EXERCISE GOAL —
Transcribe the material below exactly as it appears.

--- START OF RAW DATA ---

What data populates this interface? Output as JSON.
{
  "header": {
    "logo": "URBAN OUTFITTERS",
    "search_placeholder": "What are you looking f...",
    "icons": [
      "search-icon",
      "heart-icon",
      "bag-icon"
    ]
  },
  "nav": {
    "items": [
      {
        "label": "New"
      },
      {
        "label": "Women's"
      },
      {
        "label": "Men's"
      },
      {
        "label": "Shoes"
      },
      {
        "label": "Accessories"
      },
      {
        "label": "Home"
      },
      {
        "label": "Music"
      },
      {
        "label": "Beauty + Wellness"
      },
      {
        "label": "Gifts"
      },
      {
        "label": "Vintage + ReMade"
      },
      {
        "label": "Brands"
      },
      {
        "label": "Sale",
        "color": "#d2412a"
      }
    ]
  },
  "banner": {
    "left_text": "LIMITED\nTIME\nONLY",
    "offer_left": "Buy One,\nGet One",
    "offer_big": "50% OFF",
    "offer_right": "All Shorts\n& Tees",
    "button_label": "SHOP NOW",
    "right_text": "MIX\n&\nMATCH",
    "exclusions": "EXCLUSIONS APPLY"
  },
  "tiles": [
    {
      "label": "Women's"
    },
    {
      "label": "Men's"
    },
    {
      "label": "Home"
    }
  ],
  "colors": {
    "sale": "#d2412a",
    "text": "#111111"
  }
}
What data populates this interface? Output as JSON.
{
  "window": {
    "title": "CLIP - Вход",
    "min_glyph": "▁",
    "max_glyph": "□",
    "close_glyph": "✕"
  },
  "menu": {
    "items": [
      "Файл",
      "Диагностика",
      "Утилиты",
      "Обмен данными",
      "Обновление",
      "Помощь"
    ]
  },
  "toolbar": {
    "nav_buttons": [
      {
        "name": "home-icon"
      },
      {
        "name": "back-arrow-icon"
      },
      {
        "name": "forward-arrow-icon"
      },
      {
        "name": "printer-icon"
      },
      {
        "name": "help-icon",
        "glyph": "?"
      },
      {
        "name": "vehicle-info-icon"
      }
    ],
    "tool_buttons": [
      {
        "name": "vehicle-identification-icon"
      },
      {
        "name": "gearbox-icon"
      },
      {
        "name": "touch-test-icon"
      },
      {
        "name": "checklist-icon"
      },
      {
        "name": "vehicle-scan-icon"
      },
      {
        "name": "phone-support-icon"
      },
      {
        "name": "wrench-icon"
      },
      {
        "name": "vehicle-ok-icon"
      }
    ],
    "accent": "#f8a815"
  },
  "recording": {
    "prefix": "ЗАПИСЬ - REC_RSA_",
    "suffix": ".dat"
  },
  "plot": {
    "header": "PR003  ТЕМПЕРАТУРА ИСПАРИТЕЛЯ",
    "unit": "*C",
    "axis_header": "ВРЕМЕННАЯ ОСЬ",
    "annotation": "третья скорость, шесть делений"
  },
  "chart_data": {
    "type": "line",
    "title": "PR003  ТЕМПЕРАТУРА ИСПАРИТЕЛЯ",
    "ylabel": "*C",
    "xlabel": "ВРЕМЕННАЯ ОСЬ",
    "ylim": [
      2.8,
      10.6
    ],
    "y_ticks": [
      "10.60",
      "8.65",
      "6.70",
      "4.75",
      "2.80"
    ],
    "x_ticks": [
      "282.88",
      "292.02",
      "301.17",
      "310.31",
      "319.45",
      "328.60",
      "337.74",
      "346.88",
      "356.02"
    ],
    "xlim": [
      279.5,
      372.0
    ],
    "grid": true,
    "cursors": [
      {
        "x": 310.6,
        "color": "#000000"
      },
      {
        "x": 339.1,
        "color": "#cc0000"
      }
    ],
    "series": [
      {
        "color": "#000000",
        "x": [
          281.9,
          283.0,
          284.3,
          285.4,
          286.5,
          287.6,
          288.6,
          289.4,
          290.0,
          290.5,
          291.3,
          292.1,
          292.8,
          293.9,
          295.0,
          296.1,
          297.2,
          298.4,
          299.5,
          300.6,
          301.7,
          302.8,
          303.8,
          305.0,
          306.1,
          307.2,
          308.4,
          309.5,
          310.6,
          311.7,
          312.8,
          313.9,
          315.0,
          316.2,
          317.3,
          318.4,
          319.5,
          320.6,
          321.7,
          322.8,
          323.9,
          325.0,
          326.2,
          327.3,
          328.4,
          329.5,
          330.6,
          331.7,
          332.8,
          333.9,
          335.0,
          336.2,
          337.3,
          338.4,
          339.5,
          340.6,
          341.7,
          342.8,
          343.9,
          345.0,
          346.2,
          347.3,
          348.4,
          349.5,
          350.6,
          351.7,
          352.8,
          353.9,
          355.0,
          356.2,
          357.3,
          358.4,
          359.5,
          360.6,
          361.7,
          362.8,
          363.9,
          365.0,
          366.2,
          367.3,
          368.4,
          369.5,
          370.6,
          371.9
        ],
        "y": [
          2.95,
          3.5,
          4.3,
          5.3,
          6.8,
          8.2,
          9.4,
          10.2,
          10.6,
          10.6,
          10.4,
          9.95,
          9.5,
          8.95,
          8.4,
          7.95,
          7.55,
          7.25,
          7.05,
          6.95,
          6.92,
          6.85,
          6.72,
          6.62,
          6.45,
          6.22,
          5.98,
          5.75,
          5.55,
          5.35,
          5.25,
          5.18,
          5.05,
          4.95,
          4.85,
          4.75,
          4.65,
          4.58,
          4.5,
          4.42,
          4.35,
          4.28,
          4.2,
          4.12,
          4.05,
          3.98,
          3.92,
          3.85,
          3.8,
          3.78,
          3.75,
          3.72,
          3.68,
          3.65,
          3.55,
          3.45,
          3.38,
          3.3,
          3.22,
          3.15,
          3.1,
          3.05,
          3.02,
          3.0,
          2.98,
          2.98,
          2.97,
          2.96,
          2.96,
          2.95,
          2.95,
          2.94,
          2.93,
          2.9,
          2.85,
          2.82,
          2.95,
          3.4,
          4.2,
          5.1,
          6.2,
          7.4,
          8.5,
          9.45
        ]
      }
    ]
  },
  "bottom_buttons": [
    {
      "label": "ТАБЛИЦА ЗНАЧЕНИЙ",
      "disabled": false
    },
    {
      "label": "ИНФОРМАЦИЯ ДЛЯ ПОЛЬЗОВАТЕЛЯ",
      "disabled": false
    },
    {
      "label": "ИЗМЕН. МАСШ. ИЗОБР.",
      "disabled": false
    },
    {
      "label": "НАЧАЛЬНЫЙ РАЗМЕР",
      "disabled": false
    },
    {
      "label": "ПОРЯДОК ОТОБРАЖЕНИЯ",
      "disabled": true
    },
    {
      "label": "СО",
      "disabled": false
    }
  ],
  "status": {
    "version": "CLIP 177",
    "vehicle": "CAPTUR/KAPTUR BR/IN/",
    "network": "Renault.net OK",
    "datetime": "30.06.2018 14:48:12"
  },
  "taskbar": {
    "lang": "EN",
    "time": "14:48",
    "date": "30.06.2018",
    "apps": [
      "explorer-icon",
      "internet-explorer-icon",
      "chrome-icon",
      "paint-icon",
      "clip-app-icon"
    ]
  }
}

--- END OF RAW DATA ---

SOLUTION FOR THIS PROBLEM —
What data populates this interface? Output as JSON.
{
  "header": {
    "logo": "URBAN OUTFITTERS",
    "search_placeholder": "What are you looking f...",
    "icons": [
      "search-icon",
      "heart-icon",
      "bag-icon"
    ]
  },
  "nav": {
    "items": [
      {
        "label": "New"
      },
      {
        "label": "Women's"
      },
      {
        "label": "Men's"
      },
      {
        "label": "Shoes"
      },
      {
        "label": "Accessories"
      },
      {
        "label": "Home"
      },
      {
        "label": "Music"
      },
      {
        "label": "Beauty + Wellness"
      },
      {
        "label": "Gifts"
      },
      {
        "label": "Vintage + ReMade"
      },
      {
        "label": "Brands"
      },
      {
        "label": "Sale",
        "color": "#d2412a"
      }
    ]
  },
  "banner": {
    "left_text": "LIMITED\nTIME\nONLY",
    "offer_left": "Buy One,\nGet One",
    "offer_big": "50% OFF",
    "offer_right": "All Shorts\n& Tees",
    "button_label": "SHOP NOW",
    "right_text": "MIX\n&\nMATCH",
    "exclusions": "EXCLUSIONS APPLY"
  },
  "tiles": [
    {
      "label": "Women's"
    },
    {
      "label": "Men's"
    },
    {
      "label": "Home"
    }
  ],
  "colors": {
    "sale": "#d2412a",
    "text": "#111111"
  }
}
What data populates this interface? Output as JSON.
{
  "window": {
    "title": "CLIP - Вход",
    "min_glyph": "▁",
    "max_glyph": "□",
    "close_glyph": "✕"
  },
  "menu": {
    "items": [
      "Файл",
      "Диагностика",
      "Утилиты",
      "Обмен данными",
      "Обновление",
      "Помощь"
    ]
  },
  "toolbar": {
    "nav_buttons": [
      {
        "name": "home-icon"
      },
      {
        "name": "back-arrow-icon"
      },
      {
        "name": "forward-arrow-icon"
      },
      {
        "name": "printer-icon"
      },
      {
        "name": "help-icon",
        "glyph": "?"
      },
      {
        "name": "vehicle-info-icon"
      }
    ],
    "tool_buttons": [
      {
        "name": "vehicle-identification-icon"
      },
      {
        "name": "gearbox-icon"
      },
      {
        "name": "touch-test-icon"
      },
      {
        "name": "checklist-icon"
      },
      {
        "name": "vehicle-scan-icon"
      },
      {
        "name": "phone-support-icon"
      },
      {
        "name": "wrench-icon"
      },
      {
        "name": "vehicle-ok-icon"
      }
    ],
    "accent": "#f8a815"
  },
  "recording": {
    "prefix": "ЗАПИСЬ - REC_RSA_",
    "suffix": ".dat"
  },
  "plot": {
    "header": "PR003  ТЕМПЕРАТУРА ИСПАРИТЕЛЯ",
    "unit": "*C",
    "axis_header": "ВРЕМЕННАЯ ОСЬ",
    "annotation": "третья скорость, шесть делений"
  },
  "chart_data": {
    "type": "line",
    "title": "PR003  ТЕМПЕРАТУРА ИСПАРИТЕЛЯ",
    "ylabel": "*C",
    "xlabel": "ВРЕМЕННАЯ ОСЬ",
    "ylim": [
      2.8,
      10.6
    ],
    "y_ticks": [
      "10.60",
      "8.65",
      "6.70",
      "4.75",
      "2.80"
    ],
    "x_ticks": [
      "282.88",
      "292.02",
      "301.17",
      "310.31",
      "319.45",
      "328.60",
      "337.74",
      "346.88",
      "356.02"
    ],
    "xlim": [
      279.5,
      372.0
    ],
    "grid": true,
    "cursors": [
      {
        "x": 310.6,
        "color": "#000000"
      },
      {
        "x": 339.1,
        "color": "#cc0000"
      }
    ],
    "series": [
      {
        "color": "#000000",
        "x": [
          281.9,
          283.0,
          284.3,
          285.4,
          286.5,
          287.6,
          288.6,
          289.4,
          290.0,
          290.5,
          291.3,
          292.1,
          292.8,
          293.9,
          295.0,
          296.1,
          297.2,
          298.4,
          299.5,
          300.6,
          301.7,
          302.8,
          303.8,
          305.0,
          306.1,
          307.2,
          308.4,
          309.5,
          310.6,
          311.7,
          312.8,
          313.9,
          315.0,
          316.2,
          317.3,
          318.4,
          319.5,
          320.6,
          321.7,
          322.8,
          323.9,
          325.0,
          326.2,
          327.3,
          328.4,
          329.5,
          330.6,
          331.7,
          332.8,
          333.9,
          335.0,
          336.2,
          337.3,
          338.4,
          339.5,
          340.6,
          341.7,
          342.8,
          343.9,
          345.0,
          346.2,
          347.3,
          348.4,
          349.5,
          350.6,
          351.7,
          352.8,
          353.9,
          355.0,
          356.2,
          357.3,
          358.4,
          359.5,
          360.6,
          361.7,
          362.8,
          363.9,
          365.0,
          366.2,
          367.3,
          368.4,
          369.5,
          370.6,
          371.9
        ],
        "y": [
          2.95,
          3.5,
          4.3,
          5.3,
          6.8,
          8.2,
          9.4,
          10.2,
          10.6,
          10.6,
          10.4,
          9.95,
          9.5,
          8.95,
          8.4,
          7.95,
          7.55,
          7.25,
          7.05,
          6.95,
          6.92,
          6.85,
          6.72,
          6.62,
          6.45,
          6.22,
          5.98,
          5.75,
          5.55,
          5.35,
          5.25,
          5.18,
          5.05,
          4.95,
          4.85,
          4.75,
          4.65,
          4.58,
          4.5,
          4.42,
          4.35,
          4.28,
          4.2,
          4.12,
          4.05,
          3.98,
          3.92,
          3.85,
          3.8,
          3.78,
          3.75,
          3.72,
          3.68,
          3.65,
          3.55,
          3.45,
          3.38,
          3.3,
          3.22,
          3.15,
          3.1,
          3.05,
          3.02,
          3.0,
          2.98,
          2.98,
          2.97,
          2.96,
          2.96,
          2.95,
          2.95,
          2.94,
          2.93,
          2.9,
          2.85,
          2.82,
          2.95,
          3.4,
          4.2,
          5.1,
          6.2,
          7.4,
          8.5,
          9.45
        ]
      }
    ]
  },
  "bottom_buttons": [
    {
      "label": "ТАБЛИЦА ЗНАЧЕНИЙ",
      "disabled": false
    },
    {
      "label": "ИНФОРМАЦИЯ ДЛЯ ПОЛЬЗОВАТЕЛЯ",
      "disabled": false
    },
    {
      "label": "ИЗМЕН. МАСШ. ИЗОБР.",
      "disabled": false
    },
    {
      "label": "НАЧАЛЬНЫЙ РАЗМЕР",
      "disabled": false
    },
    {
      "label": "ПОРЯДОК ОТОБРАЖЕНИЯ",
      "disabled": true
    },
    {
      "label": "СО",
      "disabled": false
    }
  ],
  "status": {
    "version": "CLIP 177",
    "vehicle": "CAPTUR/KAPTUR BR/IN/",
    "network": "Renault.net OK",
    "datetime": "30.06.2018 14:48:12"
  },
  "taskbar": {
    "lang": "EN",
    "time": "14:48",
    "date": "30.06.2018",
    "apps": [
      "explorer-icon",
      "internet-explorer-icon",
      "chrome-icon",
      "paint-icon",
      "clip-app-icon"
    ]
  }
}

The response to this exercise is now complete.